__AIM__: All entries should be output exactly as they stand.

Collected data
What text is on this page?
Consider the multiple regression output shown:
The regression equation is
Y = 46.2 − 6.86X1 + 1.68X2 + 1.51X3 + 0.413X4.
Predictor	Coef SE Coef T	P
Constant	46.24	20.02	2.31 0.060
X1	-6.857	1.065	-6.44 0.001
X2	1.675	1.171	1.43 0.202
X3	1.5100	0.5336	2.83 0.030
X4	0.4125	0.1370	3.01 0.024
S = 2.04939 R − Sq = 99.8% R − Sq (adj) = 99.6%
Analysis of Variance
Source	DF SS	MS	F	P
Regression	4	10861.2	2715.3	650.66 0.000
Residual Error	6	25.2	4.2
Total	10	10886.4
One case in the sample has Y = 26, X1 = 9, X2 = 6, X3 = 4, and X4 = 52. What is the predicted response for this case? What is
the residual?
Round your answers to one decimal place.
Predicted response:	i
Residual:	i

__CORRECT OUTPUT__:
What text is on this page?
Consider the multiple regression output shown:
The regression equation is
Y = 46.2 − 6.86X1 + 1.68X2 + 1.51X3 + 0.413X4.
Predictor	Coef SE Coef T	P
Constant	46.24	20.02	2.31 0.060
X1	-6.857	1.065	-6.44 0.001
X2	1.675	1.171	1.43 0.202
X3	1.5100	0.5336	2.83 0.030
X4	0.4125	0.1370	3.01 0.024
S = 2.04939 R − Sq = 99.8% R − Sq (adj) = 99.6%
Analysis of Variance
Source	DF SS	MS	F	P
Regression	4	10861.2	2715.3	650.66 0.000
Residual Error	6	25.2	4.2
Total	10	10886.4
One case in the sample has Y = 26, X1 = 9, X2 = 6, X3 = 4, and X4 = 52. What is the predicted response for this case? What is
the residual?
Round your answers to one decimal place.
Predicted response:	i
Residual:	i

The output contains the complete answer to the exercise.